Figure data in JSON:
##############################

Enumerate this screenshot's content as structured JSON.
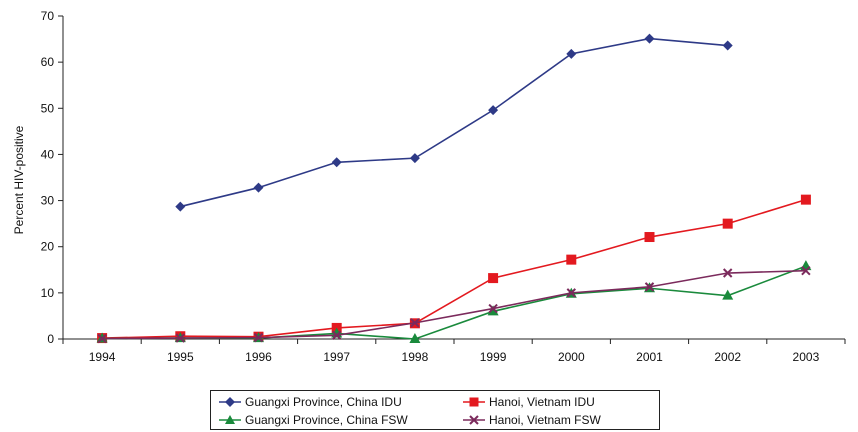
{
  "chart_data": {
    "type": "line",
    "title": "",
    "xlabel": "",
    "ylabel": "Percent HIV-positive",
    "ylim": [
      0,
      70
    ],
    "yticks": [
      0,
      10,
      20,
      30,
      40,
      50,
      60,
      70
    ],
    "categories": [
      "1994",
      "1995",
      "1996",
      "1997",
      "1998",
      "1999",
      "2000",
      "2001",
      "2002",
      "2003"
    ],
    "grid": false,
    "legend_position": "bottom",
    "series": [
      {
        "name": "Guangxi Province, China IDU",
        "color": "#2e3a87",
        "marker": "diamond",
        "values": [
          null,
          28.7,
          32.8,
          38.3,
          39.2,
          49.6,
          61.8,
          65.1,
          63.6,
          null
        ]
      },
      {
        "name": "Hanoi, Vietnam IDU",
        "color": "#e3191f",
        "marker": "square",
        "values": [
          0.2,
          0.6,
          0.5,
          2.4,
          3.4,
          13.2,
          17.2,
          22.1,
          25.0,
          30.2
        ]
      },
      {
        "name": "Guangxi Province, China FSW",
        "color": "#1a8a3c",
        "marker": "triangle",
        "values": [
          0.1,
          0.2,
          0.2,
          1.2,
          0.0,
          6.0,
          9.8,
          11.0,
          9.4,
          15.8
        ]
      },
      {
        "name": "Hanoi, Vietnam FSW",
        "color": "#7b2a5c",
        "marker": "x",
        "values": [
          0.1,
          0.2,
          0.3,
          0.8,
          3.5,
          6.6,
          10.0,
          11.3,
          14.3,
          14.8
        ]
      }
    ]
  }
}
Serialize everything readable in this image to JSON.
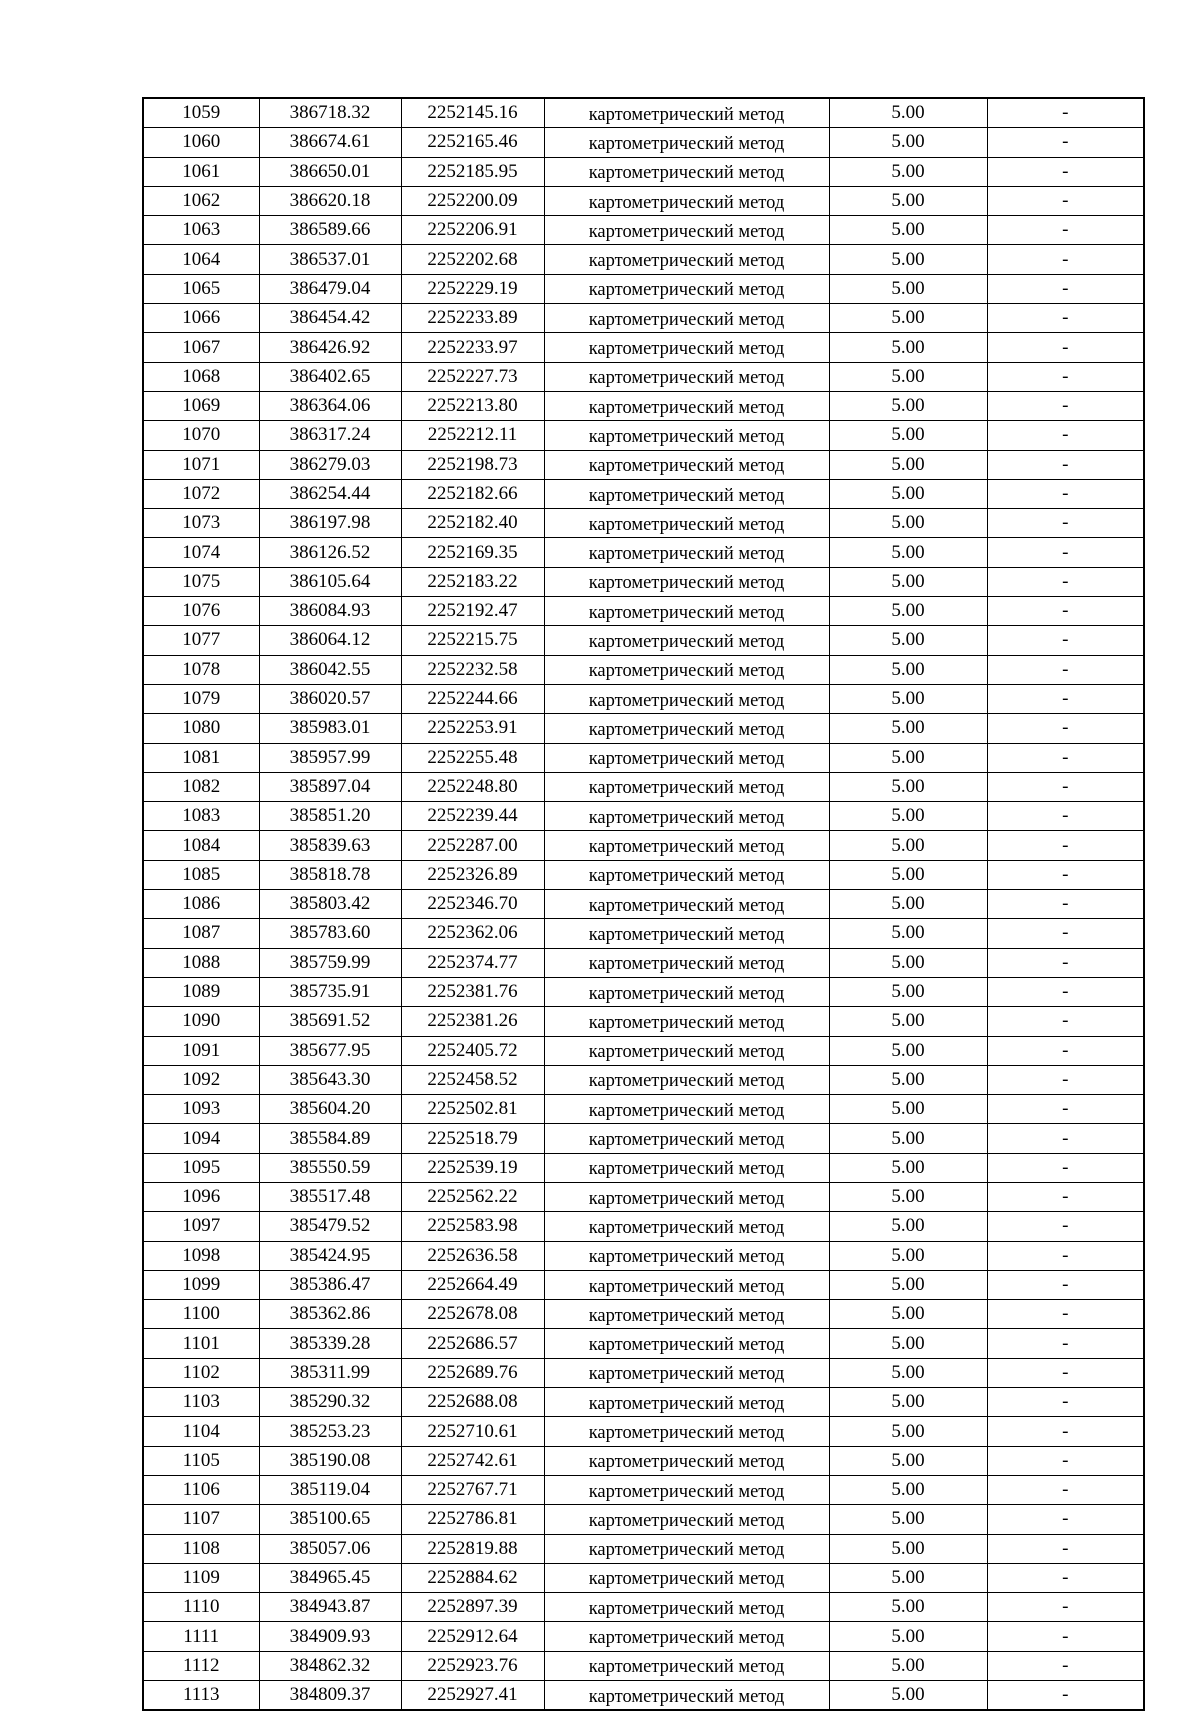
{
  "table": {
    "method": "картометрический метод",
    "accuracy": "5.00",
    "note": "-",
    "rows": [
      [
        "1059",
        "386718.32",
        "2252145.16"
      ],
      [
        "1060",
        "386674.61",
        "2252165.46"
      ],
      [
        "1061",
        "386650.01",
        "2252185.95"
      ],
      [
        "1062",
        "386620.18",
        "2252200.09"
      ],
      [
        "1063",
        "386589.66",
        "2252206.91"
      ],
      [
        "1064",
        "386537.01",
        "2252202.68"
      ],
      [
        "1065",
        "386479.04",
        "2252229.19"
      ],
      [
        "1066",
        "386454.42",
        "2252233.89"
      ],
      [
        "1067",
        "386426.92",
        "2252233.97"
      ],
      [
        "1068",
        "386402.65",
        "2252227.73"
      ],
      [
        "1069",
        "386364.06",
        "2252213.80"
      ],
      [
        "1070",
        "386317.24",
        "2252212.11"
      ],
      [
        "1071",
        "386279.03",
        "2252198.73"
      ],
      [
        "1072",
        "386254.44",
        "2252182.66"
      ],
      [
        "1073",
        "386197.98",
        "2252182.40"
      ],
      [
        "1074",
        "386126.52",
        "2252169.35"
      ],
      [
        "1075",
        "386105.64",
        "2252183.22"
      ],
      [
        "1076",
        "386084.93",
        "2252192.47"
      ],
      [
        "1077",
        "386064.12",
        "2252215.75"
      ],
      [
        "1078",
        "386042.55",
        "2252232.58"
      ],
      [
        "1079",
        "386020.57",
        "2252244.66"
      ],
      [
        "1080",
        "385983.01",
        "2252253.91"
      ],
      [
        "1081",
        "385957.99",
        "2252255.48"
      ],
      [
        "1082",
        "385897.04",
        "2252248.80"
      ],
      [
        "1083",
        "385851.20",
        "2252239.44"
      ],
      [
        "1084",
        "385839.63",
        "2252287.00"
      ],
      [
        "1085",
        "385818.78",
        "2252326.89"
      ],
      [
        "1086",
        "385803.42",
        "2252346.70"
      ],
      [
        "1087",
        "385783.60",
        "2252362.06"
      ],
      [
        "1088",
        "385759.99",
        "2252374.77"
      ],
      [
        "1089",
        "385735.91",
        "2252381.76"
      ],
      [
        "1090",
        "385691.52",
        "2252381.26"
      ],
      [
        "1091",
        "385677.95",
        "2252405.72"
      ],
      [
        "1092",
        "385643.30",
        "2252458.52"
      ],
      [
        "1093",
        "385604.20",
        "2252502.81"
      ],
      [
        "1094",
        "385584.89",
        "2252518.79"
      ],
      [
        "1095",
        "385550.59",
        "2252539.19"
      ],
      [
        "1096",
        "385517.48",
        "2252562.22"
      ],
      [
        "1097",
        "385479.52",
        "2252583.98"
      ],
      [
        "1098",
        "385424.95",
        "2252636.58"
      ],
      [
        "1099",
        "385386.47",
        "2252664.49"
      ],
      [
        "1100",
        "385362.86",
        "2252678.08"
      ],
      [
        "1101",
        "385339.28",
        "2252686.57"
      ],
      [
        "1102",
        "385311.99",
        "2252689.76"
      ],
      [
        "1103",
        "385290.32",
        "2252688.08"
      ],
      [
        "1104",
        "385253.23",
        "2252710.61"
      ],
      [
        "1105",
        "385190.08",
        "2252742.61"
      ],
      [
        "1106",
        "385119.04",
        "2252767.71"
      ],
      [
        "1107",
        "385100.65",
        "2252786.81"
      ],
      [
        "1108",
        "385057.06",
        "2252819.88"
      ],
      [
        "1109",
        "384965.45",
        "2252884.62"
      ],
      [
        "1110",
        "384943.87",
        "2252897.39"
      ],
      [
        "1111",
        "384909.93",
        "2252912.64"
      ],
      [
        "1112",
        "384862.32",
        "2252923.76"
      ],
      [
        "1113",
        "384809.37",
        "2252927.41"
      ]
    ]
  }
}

##############################

Reproduce every entry word for word, but skip any pictures.

Enumerate this screenshot's content as structured JSON.
{
  "chart_data": {
    "type": "line",
    "title": "",
    "xlabel": "",
    "ylabel": "Percent HIV-positive",
    "ylim": [
      0,
      70
    ],
    "yticks": [
      0,
      10,
      20,
      30,
      40,
      50,
      60,
      70
    ],
    "categories": [
      "1994",
      "1995",
      "1996",
      "1997",
      "1998",
      "1999",
      "2000",
      "2001",
      "2002",
      "2003"
    ],
    "grid": false,
    "legend_position": "bottom",
    "series": [
      {
        "name": "Guangxi Province, China IDU",
        "color": "#2e3a87",
        "marker": "diamond",
        "values": [
          null,
          28.7,
          32.8,
          38.3,
          39.2,
          49.6,
          61.8,
          65.1,
          63.6,
          null
        ]
      },
      {
        "name": "Hanoi, Vietnam IDU",
        "color": "#e3191f",
        "marker": "square",
        "values": [
          0.2,
          0.6,
          0.5,
          2.4,
          3.4,
          13.2,
          17.2,
          22.1,
          25.0,
          30.2
        ]
      },
      {
        "name": "Guangxi Province, China FSW",
        "color": "#1a8a3c",
        "marker": "triangle",
        "values": [
          0.1,
          0.2,
          0.2,
          1.2,
          0.0,
          6.0,
          9.8,
          11.0,
          9.4,
          15.8
        ]
      },
      {
        "name": "Hanoi, Vietnam FSW",
        "color": "#7b2a5c",
        "marker": "x",
        "values": [
          0.1,
          0.2,
          0.3,
          0.8,
          3.5,
          6.6,
          10.0,
          11.3,
          14.3,
          14.8
        ]
      }
    ]
  }
}
Serialize everything readable in this image to JSON.
{
  "table": {
    "method": "картометрический метод",
    "accuracy": "5.00",
    "note": "-",
    "rows": [
      [
        "1059",
        "386718.32",
        "2252145.16"
      ],
      [
        "1060",
        "386674.61",
        "2252165.46"
      ],
      [
        "1061",
        "386650.01",
        "2252185.95"
      ],
      [
        "1062",
        "386620.18",
        "2252200.09"
      ],
      [
        "1063",
        "386589.66",
        "2252206.91"
      ],
      [
        "1064",
        "386537.01",
        "2252202.68"
      ],
      [
        "1065",
        "386479.04",
        "2252229.19"
      ],
      [
        "1066",
        "386454.42",
        "2252233.89"
      ],
      [
        "1067",
        "386426.92",
        "2252233.97"
      ],
      [
        "1068",
        "386402.65",
        "2252227.73"
      ],
      [
        "1069",
        "386364.06",
        "2252213.80"
      ],
      [
        "1070",
        "386317.24",
        "2252212.11"
      ],
      [
        "1071",
        "386279.03",
        "2252198.73"
      ],
      [
        "1072",
        "386254.44",
        "2252182.66"
      ],
      [
        "1073",
        "386197.98",
        "2252182.40"
      ],
      [
        "1074",
        "386126.52",
        "2252169.35"
      ],
      [
        "1075",
        "386105.64",
        "2252183.22"
      ],
      [
        "1076",
        "386084.93",
        "2252192.47"
      ],
      [
        "1077",
        "386064.12",
        "2252215.75"
      ],
      [
        "1078",
        "386042.55",
        "2252232.58"
      ],
      [
        "1079",
        "386020.57",
        "2252244.66"
      ],
      [
        "1080",
        "385983.01",
        "2252253.91"
      ],
      [
        "1081",
        "385957.99",
        "2252255.48"
      ],
      [
        "1082",
        "385897.04",
        "2252248.80"
      ],
      [
        "1083",
        "385851.20",
        "2252239.44"
      ],
      [
        "1084",
        "385839.63",
        "2252287.00"
      ],
      [
        "1085",
        "385818.78",
        "2252326.89"
      ],
      [
        "1086",
        "385803.42",
        "2252346.70"
      ],
      [
        "1087",
        "385783.60",
        "2252362.06"
      ],
      [
        "1088",
        "385759.99",
        "2252374.77"
      ],
      [
        "1089",
        "385735.91",
        "2252381.76"
      ],
      [
        "1090",
        "385691.52",
        "2252381.26"
      ],
      [
        "1091",
        "385677.95",
        "2252405.72"
      ],
      [
        "1092",
        "385643.30",
        "2252458.52"
      ],
      [
        "1093",
        "385604.20",
        "2252502.81"
      ],
      [
        "1094",
        "385584.89",
        "2252518.79"
      ],
      [
        "1095",
        "385550.59",
        "2252539.19"
      ],
      [
        "1096",
        "385517.48",
        "2252562.22"
      ],
      [
        "1097",
        "385479.52",
        "2252583.98"
      ],
      [
        "1098",
        "385424.95",
        "2252636.58"
      ],
      [
        "1099",
        "385386.47",
        "2252664.49"
      ],
      [
        "1100",
        "385362.86",
        "2252678.08"
      ],
      [
        "1101",
        "385339.28",
        "2252686.57"
      ],
      [
        "1102",
        "385311.99",
        "2252689.76"
      ],
      [
        "1103",
        "385290.32",
        "2252688.08"
      ],
      [
        "1104",
        "385253.23",
        "2252710.61"
      ],
      [
        "1105",
        "385190.08",
        "2252742.61"
      ],
      [
        "1106",
        "385119.04",
        "2252767.71"
      ],
      [
        "1107",
        "385100.65",
        "2252786.81"
      ],
      [
        "1108",
        "385057.06",
        "2252819.88"
      ],
      [
        "1109",
        "384965.45",
        "2252884.62"
      ],
      [
        "1110",
        "384943.87",
        "2252897.39"
      ],
      [
        "1111",
        "384909.93",
        "2252912.64"
      ],
      [
        "1112",
        "384862.32",
        "2252923.76"
      ],
      [
        "1113",
        "384809.37",
        "2252927.41"
      ]
    ]
  }
}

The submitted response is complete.